◆ **Problem statement**:
Identify each row below that contains the word "Software", and copy every such row in full.

[Labeled region entries]
"""

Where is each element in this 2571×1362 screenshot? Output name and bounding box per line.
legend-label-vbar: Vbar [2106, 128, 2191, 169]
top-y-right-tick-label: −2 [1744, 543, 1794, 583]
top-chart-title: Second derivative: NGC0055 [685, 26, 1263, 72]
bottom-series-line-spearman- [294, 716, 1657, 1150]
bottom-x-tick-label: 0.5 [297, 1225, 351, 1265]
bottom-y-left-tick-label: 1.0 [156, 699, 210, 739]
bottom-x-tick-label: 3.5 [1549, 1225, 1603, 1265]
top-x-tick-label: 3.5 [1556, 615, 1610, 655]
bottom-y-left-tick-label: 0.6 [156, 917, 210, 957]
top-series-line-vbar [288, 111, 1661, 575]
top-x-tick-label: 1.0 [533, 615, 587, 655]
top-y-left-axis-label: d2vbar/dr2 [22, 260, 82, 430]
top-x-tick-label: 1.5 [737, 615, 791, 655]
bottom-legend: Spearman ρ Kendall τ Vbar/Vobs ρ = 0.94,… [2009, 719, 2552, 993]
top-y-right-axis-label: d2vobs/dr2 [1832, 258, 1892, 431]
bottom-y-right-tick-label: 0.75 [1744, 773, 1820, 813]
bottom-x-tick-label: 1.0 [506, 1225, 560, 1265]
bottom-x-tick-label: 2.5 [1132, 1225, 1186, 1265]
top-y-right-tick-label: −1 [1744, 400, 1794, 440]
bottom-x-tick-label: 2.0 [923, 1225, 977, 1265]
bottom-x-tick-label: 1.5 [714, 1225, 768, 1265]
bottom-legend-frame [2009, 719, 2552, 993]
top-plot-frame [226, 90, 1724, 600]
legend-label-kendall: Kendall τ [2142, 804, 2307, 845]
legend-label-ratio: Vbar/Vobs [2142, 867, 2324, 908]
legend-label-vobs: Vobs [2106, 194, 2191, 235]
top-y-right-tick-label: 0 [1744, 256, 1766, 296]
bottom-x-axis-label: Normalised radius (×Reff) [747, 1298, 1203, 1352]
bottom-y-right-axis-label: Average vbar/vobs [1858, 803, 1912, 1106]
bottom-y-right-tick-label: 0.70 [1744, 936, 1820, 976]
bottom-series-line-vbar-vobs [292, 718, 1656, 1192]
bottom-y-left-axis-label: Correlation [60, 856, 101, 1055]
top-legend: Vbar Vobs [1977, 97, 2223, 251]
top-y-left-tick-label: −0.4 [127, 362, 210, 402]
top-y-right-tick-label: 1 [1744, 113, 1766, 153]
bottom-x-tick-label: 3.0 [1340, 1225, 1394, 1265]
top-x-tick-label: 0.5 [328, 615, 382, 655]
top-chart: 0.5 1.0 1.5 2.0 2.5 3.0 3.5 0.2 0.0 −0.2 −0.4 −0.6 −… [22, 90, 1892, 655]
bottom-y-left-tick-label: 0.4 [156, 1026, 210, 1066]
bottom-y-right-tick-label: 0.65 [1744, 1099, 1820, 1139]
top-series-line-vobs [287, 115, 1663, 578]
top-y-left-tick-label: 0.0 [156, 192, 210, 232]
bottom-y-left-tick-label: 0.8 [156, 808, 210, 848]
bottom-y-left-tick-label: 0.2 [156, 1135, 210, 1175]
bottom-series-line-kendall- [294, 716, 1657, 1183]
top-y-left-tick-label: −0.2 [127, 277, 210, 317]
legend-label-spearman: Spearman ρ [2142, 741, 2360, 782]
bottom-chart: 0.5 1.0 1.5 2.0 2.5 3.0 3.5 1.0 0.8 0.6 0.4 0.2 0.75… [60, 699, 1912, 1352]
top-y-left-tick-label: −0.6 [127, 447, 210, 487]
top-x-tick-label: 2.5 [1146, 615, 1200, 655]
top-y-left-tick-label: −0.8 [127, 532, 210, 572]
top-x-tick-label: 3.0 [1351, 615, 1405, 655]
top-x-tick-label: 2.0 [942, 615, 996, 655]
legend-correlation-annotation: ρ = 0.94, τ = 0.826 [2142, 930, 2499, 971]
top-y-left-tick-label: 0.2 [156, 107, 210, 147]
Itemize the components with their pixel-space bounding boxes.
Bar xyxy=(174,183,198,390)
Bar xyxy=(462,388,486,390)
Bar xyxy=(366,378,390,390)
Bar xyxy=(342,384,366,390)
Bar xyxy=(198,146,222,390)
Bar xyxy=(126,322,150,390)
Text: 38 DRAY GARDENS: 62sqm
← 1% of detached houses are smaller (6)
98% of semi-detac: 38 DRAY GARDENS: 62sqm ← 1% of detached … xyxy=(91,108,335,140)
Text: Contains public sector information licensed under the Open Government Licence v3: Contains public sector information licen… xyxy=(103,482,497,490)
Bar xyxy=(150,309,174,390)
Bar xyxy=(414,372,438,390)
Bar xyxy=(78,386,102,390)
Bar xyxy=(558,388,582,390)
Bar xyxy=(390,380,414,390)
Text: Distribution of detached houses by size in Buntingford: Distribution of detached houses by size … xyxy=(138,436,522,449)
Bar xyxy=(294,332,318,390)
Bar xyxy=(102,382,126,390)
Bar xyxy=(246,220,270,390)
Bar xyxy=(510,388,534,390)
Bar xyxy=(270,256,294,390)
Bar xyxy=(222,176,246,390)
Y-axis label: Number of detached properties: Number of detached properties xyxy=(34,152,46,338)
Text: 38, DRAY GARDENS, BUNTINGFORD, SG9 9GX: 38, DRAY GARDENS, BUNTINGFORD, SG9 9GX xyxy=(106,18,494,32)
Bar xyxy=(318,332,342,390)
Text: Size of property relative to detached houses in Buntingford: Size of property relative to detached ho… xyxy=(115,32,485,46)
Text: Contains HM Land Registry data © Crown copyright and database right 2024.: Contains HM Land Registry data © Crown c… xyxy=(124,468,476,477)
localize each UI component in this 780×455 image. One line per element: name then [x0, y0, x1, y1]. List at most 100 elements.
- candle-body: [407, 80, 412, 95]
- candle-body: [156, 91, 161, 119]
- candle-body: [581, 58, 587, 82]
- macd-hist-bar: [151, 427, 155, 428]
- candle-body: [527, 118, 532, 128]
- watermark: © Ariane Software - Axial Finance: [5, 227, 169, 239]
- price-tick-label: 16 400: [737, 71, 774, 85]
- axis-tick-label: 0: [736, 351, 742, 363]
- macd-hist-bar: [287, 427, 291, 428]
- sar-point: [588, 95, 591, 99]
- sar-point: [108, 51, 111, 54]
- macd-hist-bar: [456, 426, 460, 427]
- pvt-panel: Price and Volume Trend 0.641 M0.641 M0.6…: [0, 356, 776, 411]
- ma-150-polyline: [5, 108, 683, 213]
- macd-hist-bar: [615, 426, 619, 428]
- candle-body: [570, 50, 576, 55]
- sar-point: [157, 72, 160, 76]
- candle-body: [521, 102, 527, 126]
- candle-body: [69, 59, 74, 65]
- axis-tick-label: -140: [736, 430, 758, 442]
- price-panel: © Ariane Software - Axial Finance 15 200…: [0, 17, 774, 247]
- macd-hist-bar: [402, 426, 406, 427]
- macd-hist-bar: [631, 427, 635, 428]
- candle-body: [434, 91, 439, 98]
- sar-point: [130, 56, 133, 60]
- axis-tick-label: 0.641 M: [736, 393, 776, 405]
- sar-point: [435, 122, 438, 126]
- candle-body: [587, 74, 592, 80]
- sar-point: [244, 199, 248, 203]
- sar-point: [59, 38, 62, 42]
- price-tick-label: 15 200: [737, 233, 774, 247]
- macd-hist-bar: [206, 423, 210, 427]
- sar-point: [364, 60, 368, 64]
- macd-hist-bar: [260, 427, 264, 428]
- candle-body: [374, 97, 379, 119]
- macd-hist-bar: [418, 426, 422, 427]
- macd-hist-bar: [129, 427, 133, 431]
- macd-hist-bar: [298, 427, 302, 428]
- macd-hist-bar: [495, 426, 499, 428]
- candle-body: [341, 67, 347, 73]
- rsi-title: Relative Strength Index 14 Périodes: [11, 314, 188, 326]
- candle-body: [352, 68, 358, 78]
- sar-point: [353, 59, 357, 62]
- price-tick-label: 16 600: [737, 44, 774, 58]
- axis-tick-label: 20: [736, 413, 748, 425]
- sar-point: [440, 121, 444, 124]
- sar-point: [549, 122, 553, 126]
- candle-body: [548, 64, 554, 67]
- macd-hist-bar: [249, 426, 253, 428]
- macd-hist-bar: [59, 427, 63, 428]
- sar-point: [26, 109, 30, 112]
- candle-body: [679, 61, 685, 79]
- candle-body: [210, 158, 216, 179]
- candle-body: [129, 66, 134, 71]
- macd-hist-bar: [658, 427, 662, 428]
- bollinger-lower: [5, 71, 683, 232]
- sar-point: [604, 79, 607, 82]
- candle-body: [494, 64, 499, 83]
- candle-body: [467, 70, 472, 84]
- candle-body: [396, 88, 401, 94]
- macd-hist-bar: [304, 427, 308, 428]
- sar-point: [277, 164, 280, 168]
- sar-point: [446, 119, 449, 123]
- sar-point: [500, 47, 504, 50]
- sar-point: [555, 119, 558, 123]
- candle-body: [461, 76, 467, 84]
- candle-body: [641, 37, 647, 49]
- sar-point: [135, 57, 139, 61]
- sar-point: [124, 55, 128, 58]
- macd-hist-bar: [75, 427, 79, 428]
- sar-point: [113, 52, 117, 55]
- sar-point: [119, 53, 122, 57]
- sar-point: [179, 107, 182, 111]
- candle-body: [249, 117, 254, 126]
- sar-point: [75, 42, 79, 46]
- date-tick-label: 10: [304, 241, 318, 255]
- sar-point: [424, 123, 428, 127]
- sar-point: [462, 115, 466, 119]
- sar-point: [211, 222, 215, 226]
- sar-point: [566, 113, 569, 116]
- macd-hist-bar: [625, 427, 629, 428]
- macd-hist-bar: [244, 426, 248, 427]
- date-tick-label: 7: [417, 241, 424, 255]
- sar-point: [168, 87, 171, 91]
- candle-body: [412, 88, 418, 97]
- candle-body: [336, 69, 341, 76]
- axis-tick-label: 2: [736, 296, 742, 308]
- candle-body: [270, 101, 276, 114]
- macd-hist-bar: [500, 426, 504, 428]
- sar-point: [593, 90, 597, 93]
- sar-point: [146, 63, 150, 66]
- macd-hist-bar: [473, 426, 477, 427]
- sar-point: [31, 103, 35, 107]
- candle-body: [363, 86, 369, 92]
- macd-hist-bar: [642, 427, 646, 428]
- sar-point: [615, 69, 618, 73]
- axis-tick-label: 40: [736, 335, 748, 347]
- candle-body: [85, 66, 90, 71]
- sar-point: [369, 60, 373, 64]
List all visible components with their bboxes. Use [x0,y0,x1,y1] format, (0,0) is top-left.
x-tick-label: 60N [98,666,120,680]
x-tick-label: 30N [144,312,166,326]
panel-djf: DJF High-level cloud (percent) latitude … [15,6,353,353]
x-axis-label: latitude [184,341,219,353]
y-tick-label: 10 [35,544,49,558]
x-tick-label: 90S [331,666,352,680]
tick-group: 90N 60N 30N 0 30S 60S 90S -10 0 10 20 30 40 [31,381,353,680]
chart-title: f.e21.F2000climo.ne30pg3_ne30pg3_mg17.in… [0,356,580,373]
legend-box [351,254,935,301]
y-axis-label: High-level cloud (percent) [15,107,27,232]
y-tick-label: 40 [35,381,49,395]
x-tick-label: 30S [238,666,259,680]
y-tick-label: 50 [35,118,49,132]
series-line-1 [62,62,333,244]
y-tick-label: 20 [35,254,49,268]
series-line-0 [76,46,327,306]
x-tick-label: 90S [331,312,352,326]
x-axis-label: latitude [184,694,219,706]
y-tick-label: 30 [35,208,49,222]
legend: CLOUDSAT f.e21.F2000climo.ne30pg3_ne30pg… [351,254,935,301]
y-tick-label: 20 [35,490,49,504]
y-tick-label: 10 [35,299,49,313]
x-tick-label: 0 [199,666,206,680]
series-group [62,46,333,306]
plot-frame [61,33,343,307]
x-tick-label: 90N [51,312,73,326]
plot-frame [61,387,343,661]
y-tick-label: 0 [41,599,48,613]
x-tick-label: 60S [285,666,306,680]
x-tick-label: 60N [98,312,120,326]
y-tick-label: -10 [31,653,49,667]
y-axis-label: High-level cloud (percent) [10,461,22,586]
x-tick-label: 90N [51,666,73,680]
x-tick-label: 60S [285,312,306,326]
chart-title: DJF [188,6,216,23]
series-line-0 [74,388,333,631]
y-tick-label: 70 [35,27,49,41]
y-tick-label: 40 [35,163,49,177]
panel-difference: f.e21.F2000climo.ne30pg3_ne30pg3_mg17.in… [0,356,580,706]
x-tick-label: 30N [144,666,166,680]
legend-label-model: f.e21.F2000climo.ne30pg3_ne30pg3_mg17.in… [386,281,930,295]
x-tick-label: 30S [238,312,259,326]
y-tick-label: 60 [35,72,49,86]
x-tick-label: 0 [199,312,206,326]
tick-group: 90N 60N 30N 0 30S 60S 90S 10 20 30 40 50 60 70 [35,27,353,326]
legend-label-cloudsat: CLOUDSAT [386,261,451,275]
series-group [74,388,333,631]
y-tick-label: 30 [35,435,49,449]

"""

◆ **Answer to the problem**:
- watermark: © Ariane Software - Axial Finance: [5, 227, 169, 239]
- price-panel: © Ariane Software - Axial Finance 15 200…: [0, 17, 774, 247]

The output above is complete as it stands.